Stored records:
┄┄┄┄┄┄┄┄┄┄┄┄┄┄┄┄┄┄┄┄

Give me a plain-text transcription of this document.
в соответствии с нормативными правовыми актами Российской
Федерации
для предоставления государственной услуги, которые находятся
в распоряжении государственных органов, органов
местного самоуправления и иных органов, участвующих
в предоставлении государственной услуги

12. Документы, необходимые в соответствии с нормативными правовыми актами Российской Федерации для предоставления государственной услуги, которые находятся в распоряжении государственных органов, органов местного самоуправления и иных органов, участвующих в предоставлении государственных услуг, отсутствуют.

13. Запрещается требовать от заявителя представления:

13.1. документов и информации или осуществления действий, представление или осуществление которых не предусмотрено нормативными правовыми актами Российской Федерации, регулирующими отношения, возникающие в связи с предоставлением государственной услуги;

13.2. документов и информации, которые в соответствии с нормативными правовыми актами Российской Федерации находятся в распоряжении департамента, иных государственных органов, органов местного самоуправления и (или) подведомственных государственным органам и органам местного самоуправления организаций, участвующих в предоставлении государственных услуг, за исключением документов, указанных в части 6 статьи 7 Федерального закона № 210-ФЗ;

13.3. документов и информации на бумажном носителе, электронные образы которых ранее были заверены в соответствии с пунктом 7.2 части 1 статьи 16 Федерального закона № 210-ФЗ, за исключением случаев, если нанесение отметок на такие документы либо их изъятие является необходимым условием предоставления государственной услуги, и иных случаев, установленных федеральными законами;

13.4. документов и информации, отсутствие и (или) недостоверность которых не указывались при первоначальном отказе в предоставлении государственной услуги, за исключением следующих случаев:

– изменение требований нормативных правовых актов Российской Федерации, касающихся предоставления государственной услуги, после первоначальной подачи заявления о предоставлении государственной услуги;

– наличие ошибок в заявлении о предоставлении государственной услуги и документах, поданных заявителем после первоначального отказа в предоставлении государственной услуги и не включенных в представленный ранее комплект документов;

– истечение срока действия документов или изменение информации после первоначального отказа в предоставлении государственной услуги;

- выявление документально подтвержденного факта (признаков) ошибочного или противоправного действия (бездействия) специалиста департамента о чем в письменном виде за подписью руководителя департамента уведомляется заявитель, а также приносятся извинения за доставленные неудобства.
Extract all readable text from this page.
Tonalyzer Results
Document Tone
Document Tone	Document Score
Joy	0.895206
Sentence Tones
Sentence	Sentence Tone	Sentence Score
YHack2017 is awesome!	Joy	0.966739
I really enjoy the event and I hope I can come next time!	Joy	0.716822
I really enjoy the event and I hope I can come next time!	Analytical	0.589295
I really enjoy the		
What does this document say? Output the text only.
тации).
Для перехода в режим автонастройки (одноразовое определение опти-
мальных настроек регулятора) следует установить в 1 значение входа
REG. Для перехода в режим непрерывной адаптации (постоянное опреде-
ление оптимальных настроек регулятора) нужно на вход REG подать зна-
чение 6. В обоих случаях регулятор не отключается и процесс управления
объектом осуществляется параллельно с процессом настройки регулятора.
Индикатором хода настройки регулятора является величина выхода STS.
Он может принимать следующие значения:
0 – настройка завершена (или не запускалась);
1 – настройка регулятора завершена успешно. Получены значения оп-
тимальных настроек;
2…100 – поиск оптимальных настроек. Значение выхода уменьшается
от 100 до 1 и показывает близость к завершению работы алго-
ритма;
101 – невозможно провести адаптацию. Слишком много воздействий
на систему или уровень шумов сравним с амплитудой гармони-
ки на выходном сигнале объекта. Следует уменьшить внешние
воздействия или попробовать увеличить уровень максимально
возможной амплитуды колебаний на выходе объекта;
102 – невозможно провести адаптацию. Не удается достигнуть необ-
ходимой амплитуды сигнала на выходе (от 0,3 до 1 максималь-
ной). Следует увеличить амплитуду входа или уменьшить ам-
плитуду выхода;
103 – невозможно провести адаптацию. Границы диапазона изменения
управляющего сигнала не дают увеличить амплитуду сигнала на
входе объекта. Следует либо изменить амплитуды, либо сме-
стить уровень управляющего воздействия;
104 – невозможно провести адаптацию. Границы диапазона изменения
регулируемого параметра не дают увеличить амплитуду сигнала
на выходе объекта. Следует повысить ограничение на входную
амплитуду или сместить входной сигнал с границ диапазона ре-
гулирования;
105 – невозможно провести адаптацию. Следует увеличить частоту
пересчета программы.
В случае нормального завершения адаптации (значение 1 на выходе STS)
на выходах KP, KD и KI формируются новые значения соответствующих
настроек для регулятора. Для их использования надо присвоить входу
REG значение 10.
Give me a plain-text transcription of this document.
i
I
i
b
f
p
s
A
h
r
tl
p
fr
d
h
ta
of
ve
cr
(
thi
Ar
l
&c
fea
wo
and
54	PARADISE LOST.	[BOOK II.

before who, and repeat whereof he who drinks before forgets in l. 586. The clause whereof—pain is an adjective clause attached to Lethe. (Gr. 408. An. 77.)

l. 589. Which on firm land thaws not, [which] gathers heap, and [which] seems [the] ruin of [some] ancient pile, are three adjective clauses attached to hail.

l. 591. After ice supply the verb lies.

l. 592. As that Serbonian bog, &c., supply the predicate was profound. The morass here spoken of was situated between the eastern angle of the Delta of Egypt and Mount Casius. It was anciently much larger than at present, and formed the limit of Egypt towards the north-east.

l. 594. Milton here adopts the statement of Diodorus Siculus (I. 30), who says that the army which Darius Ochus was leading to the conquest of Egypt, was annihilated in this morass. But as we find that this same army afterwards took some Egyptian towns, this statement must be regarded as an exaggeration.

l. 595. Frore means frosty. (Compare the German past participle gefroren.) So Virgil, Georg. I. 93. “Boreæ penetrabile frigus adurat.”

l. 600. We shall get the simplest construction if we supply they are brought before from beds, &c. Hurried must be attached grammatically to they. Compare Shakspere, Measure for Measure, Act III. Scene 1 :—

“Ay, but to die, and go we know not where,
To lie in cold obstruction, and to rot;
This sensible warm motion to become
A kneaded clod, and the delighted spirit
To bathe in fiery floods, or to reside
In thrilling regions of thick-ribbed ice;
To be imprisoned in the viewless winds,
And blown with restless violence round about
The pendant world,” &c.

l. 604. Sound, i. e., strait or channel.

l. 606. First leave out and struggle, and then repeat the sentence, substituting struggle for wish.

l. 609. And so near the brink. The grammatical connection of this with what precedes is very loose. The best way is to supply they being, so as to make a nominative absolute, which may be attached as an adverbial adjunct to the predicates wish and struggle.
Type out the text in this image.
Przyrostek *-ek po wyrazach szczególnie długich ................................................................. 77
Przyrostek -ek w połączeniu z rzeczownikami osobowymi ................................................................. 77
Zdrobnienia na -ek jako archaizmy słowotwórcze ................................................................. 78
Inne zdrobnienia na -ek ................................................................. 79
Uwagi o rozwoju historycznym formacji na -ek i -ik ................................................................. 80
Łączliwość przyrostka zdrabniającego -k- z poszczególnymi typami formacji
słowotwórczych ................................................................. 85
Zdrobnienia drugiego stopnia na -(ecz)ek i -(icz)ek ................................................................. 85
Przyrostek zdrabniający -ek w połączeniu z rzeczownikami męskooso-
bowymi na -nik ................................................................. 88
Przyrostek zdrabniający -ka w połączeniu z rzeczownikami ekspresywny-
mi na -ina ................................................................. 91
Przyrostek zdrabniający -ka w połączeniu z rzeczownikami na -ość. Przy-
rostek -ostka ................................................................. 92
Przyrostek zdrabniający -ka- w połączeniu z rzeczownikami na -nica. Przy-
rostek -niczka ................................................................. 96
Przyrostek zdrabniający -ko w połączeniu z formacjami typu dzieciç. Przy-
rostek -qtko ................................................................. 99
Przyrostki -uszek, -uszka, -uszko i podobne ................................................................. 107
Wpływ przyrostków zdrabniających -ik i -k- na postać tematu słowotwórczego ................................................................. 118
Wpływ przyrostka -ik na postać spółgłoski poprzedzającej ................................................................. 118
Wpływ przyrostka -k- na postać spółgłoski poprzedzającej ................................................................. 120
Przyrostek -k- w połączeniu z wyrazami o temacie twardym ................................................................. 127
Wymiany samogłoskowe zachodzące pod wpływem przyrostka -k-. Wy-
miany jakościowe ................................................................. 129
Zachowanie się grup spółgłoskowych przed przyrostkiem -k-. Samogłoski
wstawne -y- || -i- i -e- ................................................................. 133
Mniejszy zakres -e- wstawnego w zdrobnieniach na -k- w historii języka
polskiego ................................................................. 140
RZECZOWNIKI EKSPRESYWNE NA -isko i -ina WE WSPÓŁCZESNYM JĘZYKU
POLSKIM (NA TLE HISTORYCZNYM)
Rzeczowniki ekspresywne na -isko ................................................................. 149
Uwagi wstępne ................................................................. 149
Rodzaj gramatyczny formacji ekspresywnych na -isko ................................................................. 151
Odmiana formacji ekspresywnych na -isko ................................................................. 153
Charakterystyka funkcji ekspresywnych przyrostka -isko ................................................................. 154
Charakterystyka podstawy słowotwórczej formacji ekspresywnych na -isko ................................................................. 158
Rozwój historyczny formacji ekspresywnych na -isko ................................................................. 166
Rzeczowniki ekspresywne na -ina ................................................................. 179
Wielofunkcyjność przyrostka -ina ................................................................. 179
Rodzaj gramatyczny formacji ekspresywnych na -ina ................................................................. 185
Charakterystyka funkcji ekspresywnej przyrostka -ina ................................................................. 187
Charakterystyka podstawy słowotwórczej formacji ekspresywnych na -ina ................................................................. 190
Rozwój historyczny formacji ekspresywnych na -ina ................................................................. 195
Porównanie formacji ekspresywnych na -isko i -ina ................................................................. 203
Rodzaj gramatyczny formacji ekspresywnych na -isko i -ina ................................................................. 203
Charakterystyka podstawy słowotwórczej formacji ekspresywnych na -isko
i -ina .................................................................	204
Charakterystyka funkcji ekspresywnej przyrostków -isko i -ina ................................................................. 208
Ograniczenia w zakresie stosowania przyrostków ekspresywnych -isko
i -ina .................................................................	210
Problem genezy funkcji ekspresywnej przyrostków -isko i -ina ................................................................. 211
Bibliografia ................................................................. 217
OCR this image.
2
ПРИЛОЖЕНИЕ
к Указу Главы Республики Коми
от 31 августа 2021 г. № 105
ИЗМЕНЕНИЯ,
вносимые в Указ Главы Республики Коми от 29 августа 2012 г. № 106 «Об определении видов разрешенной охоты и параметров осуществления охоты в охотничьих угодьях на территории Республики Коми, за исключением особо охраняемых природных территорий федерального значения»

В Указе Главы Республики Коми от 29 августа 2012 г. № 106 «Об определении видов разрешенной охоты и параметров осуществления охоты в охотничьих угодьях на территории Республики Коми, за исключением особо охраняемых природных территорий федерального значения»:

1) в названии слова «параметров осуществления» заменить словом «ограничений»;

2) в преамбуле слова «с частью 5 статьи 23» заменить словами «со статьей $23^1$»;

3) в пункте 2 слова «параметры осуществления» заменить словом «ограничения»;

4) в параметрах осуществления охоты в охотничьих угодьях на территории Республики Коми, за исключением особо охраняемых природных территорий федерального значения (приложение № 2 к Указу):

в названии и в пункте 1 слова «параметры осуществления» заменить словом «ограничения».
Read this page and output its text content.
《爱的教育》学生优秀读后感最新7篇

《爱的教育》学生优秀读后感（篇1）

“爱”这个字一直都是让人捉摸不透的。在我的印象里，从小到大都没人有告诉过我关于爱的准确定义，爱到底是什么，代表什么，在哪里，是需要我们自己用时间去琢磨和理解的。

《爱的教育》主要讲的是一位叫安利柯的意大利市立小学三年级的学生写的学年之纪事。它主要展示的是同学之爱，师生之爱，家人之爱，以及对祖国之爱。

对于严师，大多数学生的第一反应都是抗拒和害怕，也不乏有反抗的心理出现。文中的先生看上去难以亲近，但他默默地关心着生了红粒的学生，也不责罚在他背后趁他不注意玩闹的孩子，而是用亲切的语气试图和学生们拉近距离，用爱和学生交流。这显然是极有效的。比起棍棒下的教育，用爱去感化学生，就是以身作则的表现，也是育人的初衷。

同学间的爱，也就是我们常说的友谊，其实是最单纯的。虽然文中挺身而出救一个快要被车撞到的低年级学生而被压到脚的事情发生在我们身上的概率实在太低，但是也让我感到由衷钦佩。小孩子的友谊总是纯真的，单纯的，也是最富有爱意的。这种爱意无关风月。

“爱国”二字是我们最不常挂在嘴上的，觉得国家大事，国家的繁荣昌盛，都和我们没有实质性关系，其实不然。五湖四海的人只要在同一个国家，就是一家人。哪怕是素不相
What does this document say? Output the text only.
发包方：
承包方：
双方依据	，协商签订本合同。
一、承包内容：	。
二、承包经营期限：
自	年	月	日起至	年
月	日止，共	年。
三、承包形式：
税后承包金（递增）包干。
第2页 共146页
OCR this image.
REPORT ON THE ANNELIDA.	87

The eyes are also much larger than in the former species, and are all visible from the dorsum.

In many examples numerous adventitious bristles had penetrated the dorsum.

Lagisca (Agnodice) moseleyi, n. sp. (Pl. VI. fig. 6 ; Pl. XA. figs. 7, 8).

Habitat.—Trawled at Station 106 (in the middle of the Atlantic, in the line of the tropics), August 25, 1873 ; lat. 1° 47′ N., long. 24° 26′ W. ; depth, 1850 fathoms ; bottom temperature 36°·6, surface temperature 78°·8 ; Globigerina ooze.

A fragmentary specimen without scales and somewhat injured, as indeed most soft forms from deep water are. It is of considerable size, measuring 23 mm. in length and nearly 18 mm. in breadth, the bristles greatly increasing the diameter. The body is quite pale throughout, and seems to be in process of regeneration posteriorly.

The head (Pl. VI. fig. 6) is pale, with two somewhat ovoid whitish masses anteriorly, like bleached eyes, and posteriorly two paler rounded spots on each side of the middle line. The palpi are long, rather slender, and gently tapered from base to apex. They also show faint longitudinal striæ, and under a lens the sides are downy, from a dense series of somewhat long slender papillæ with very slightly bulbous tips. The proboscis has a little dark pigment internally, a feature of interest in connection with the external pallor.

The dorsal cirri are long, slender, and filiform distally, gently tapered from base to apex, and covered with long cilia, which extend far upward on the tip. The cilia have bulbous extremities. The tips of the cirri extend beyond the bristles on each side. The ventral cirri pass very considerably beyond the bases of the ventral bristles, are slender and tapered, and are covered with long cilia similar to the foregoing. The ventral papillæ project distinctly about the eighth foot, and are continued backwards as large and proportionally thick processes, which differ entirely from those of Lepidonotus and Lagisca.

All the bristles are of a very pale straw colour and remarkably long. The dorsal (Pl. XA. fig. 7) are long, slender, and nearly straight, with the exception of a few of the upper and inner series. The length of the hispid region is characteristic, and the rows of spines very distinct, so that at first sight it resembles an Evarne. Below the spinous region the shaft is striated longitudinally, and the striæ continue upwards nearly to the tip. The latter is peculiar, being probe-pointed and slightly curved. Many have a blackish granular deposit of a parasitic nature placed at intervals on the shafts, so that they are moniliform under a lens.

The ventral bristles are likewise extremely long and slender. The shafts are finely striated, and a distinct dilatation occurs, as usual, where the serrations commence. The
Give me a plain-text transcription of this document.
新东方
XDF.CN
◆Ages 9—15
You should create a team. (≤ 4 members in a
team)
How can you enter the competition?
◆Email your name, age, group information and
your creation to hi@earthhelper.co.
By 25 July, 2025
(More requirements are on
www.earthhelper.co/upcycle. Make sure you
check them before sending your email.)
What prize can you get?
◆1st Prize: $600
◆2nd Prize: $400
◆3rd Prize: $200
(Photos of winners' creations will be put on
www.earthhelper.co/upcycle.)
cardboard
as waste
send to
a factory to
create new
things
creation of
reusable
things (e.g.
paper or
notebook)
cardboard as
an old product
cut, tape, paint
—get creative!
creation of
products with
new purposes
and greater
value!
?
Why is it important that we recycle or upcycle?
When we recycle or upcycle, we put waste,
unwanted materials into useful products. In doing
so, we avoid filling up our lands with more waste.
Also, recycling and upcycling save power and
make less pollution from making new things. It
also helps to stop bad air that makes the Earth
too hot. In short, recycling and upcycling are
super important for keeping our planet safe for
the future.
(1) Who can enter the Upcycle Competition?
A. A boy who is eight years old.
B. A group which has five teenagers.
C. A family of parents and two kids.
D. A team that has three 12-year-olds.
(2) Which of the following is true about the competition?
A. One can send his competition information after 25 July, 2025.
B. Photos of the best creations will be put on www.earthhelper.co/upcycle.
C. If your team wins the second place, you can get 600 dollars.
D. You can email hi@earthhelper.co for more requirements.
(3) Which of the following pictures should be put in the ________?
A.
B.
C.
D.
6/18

┄┄┄┄┄┄┄┄┄┄┄┄┄┄┄┄┄┄┄┄

WHAT THE TASK ASKS:
Look through the entries above; copy every line holding the string "режим".

RESULT BELOW:
Для перехода в режим автонастройки (одноразовое определение опти-
REG. Для перехода в режим непрерывной адаптации (постоянное опреде-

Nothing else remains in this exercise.